* **WHAT IS NEEDED**: Retype the data below without altering anything.

* **EXERCISE DATA**:
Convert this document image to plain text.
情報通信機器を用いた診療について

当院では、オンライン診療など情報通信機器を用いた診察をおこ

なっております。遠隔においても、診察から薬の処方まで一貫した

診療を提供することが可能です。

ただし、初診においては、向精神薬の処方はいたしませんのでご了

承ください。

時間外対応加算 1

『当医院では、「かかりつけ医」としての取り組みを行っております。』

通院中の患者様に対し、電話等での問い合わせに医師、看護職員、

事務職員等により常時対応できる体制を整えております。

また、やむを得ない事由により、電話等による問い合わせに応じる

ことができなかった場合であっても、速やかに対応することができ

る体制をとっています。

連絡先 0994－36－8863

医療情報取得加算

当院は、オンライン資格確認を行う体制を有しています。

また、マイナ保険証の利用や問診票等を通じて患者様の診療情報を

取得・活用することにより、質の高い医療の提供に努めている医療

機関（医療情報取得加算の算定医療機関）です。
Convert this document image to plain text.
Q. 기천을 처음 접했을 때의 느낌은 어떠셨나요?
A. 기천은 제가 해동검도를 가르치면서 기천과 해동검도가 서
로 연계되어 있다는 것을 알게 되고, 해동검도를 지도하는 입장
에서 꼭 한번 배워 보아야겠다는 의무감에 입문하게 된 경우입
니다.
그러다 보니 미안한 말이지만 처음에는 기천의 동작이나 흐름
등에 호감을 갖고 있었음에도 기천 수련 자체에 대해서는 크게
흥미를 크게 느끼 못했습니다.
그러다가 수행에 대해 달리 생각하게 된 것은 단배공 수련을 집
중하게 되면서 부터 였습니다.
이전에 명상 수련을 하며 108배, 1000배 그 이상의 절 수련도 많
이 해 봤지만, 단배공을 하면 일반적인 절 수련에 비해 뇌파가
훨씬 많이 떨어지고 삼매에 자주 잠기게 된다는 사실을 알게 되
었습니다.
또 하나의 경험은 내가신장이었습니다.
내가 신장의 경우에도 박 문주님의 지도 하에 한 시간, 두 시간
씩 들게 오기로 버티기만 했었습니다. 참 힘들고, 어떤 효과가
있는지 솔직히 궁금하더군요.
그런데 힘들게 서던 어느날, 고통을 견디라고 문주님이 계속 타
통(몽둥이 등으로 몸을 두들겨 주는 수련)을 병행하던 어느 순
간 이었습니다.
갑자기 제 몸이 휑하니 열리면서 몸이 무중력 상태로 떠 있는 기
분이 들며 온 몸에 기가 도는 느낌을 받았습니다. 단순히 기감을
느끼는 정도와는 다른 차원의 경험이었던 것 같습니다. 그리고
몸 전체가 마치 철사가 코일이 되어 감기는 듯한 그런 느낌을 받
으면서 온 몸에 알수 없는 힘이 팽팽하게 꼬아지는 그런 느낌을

* **TASK RESULT**:
Convert this document image to plain text.
情報通信機器を用いた診療について

当院では、オンライン診療など情報通信機器を用いた診察をおこ

なっております。遠隔においても、診察から薬の処方まで一貫した

診療を提供することが可能です。

ただし、初診においては、向精神薬の処方はいたしませんのでご了

承ください。

時間外対応加算 1

『当医院では、「かかりつけ医」としての取り組みを行っております。』

通院中の患者様に対し、電話等での問い合わせに医師、看護職員、

事務職員等により常時対応できる体制を整えております。

また、やむを得ない事由により、電話等による問い合わせに応じる

ことができなかった場合であっても、速やかに対応することができ

る体制をとっています。

連絡先 0994－36－8863

医療情報取得加算

当院は、オンライン資格確認を行う体制を有しています。

また、マイナ保険証の利用や問診票等を通じて患者様の診療情報を

取得・活用することにより、質の高い医療の提供に努めている医療

機関（医療情報取得加算の算定医療機関）です。
Convert this document image to plain text.
Q. 기천을 처음 접했을 때의 느낌은 어떠셨나요?
A. 기천은 제가 해동검도를 가르치면서 기천과 해동검도가 서
로 연계되어 있다는 것을 알게 되고, 해동검도를 지도하는 입장
에서 꼭 한번 배워 보아야겠다는 의무감에 입문하게 된 경우입
니다.
그러다 보니 미안한 말이지만 처음에는 기천의 동작이나 흐름
등에 호감을 갖고 있었음에도 기천 수련 자체에 대해서는 크게
흥미를 크게 느끼 못했습니다.
그러다가 수행에 대해 달리 생각하게 된 것은 단배공 수련을 집
중하게 되면서 부터 였습니다.
이전에 명상 수련을 하며 108배, 1000배 그 이상의 절 수련도 많
이 해 봤지만, 단배공을 하면 일반적인 절 수련에 비해 뇌파가
훨씬 많이 떨어지고 삼매에 자주 잠기게 된다는 사실을 알게 되
었습니다.
또 하나의 경험은 내가신장이었습니다.
내가 신장의 경우에도 박 문주님의 지도 하에 한 시간, 두 시간
씩 들게 오기로 버티기만 했었습니다. 참 힘들고, 어떤 효과가
있는지 솔직히 궁금하더군요.
그런데 힘들게 서던 어느날, 고통을 견디라고 문주님이 계속 타
통(몽둥이 등으로 몸을 두들겨 주는 수련)을 병행하던 어느 순
간 이었습니다.
갑자기 제 몸이 휑하니 열리면서 몸이 무중력 상태로 떠 있는 기
분이 들며 온 몸에 기가 도는 느낌을 받았습니다. 단순히 기감을
느끼는 정도와는 다른 차원의 경험이었던 것 같습니다. 그리고
몸 전체가 마치 철사가 코일이 되어 감기는 듯한 그런 느낌을 받
으면서 온 몸에 알수 없는 힘이 팽팽하게 꼬아지는 그런 느낌을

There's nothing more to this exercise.